» Work required
In the material below, find all lines with the string "Mitarbeitende" and copy them.

» Material
☆ ☆ ☆

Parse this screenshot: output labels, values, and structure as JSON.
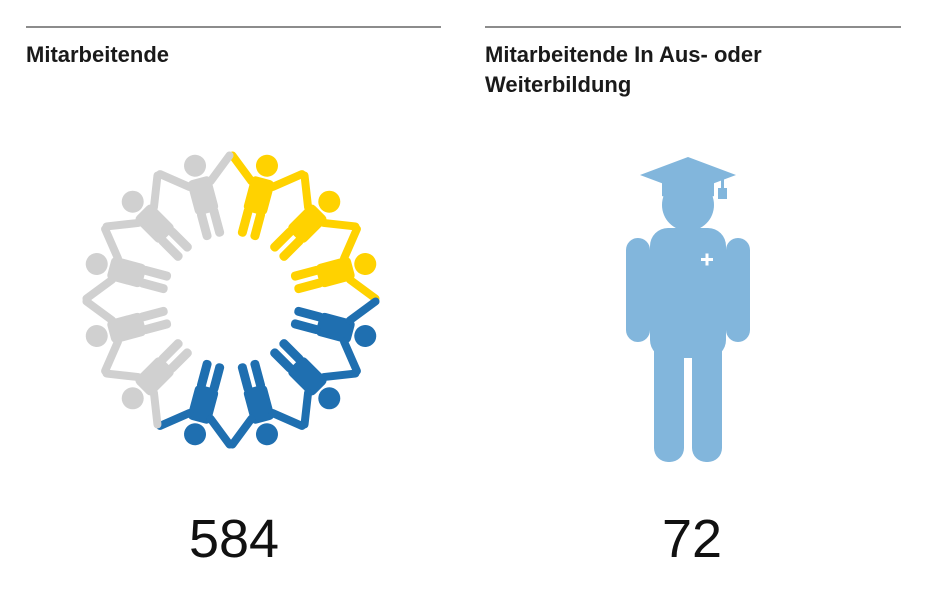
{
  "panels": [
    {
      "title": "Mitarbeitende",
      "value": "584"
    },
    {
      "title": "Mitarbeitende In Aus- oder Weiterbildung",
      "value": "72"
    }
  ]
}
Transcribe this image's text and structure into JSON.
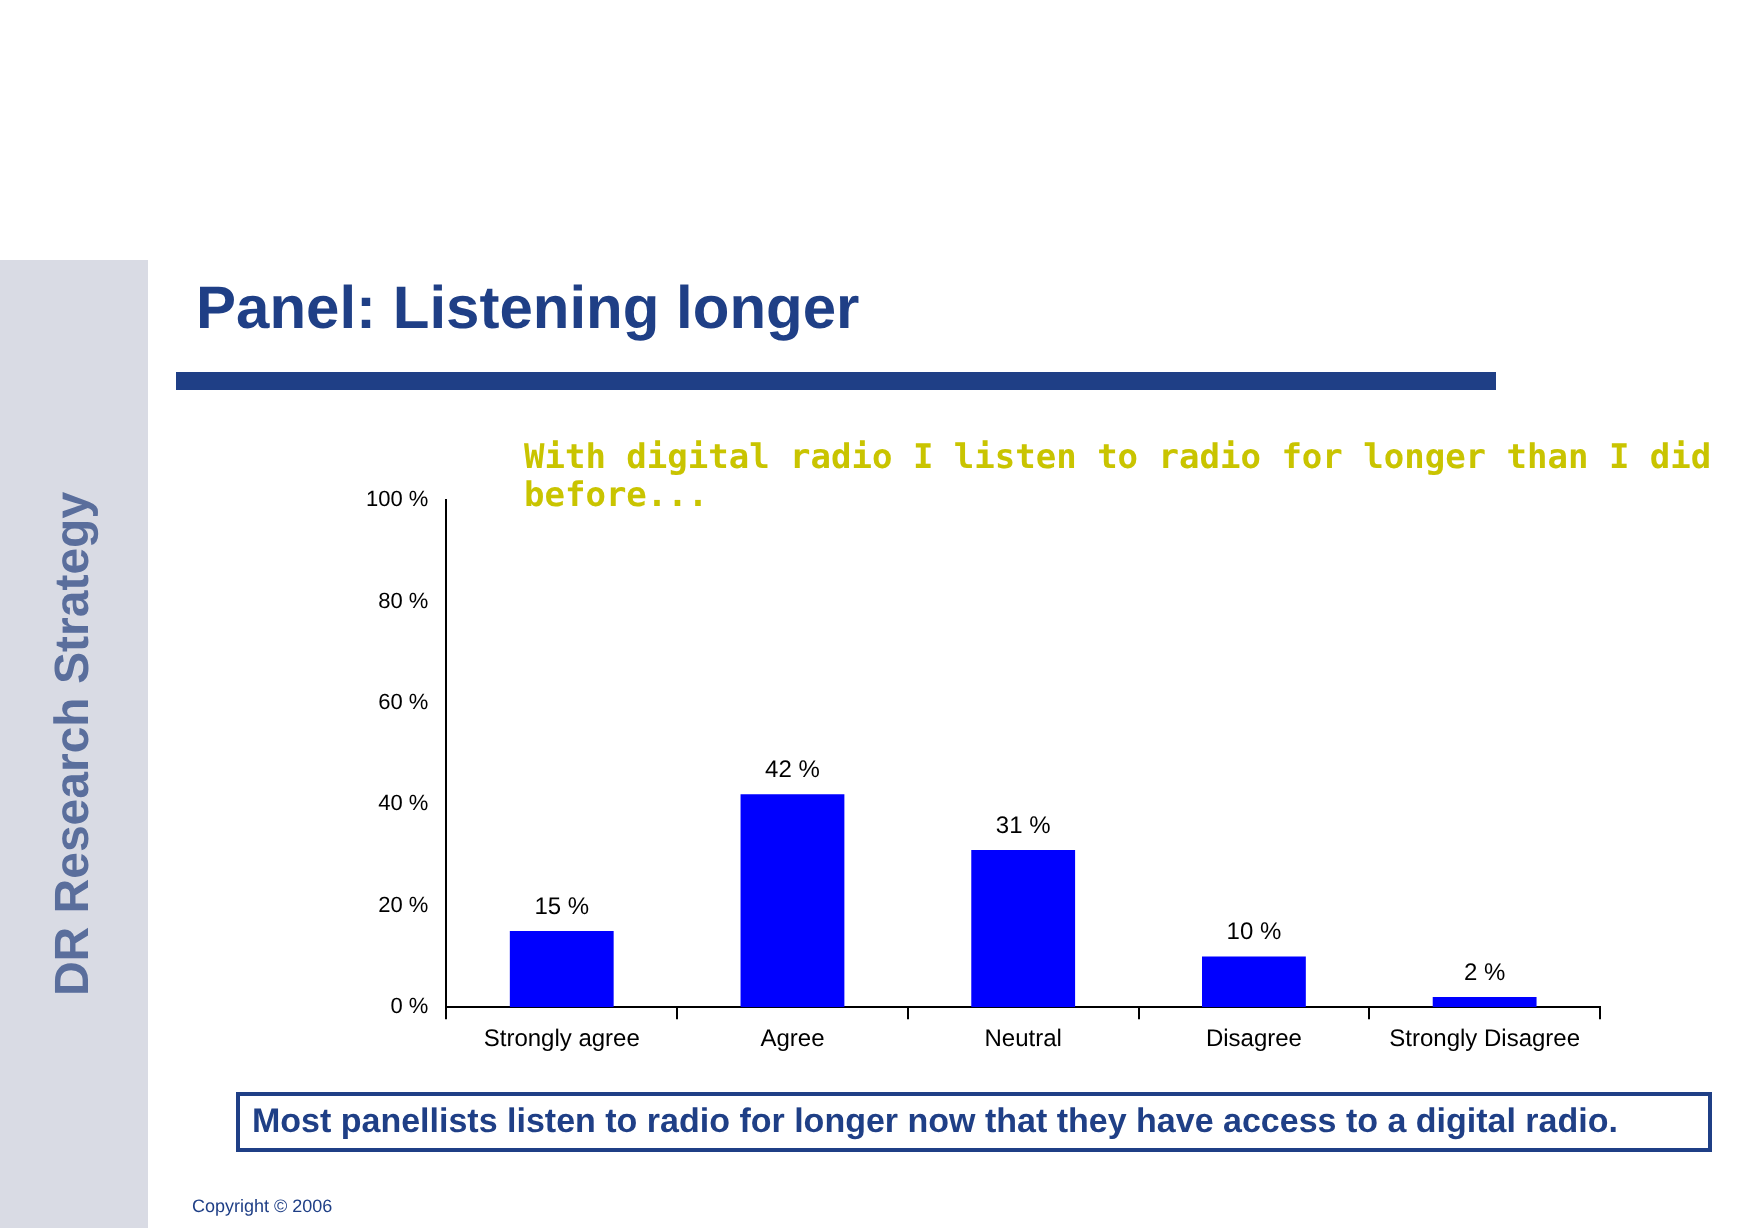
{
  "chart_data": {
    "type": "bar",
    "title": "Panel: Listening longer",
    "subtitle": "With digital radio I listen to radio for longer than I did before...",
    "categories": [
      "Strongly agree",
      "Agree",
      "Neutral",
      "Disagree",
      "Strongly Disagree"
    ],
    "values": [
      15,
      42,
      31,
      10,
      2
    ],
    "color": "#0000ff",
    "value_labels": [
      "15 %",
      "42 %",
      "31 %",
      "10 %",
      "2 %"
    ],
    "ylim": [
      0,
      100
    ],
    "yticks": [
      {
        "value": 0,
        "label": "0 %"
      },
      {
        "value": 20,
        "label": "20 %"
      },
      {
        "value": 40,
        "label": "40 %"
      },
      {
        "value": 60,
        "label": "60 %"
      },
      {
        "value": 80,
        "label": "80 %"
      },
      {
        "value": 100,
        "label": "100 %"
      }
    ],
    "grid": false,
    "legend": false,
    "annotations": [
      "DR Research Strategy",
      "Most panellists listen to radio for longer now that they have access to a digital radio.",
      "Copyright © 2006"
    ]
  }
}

☆ ☆ ☆

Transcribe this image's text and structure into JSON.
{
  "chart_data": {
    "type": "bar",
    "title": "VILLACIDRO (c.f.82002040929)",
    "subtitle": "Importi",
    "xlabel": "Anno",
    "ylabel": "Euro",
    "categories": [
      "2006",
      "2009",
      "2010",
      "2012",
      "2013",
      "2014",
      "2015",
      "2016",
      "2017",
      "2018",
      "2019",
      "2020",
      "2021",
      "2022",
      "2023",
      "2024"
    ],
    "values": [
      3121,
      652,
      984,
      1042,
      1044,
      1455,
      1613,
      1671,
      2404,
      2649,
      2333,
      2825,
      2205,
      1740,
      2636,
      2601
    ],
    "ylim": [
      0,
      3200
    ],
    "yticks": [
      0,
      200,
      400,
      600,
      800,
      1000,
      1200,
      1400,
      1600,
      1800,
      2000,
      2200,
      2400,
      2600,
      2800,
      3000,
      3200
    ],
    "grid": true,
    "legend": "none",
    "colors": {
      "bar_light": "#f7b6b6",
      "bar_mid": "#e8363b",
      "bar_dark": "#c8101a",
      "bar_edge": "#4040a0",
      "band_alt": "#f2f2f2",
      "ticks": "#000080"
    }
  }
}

☆ ☆ ☆

» Solution to this task
      "title": "Mitarbeitende",
      "title": "Mitarbeitende In Aus- oder Weiterbildung",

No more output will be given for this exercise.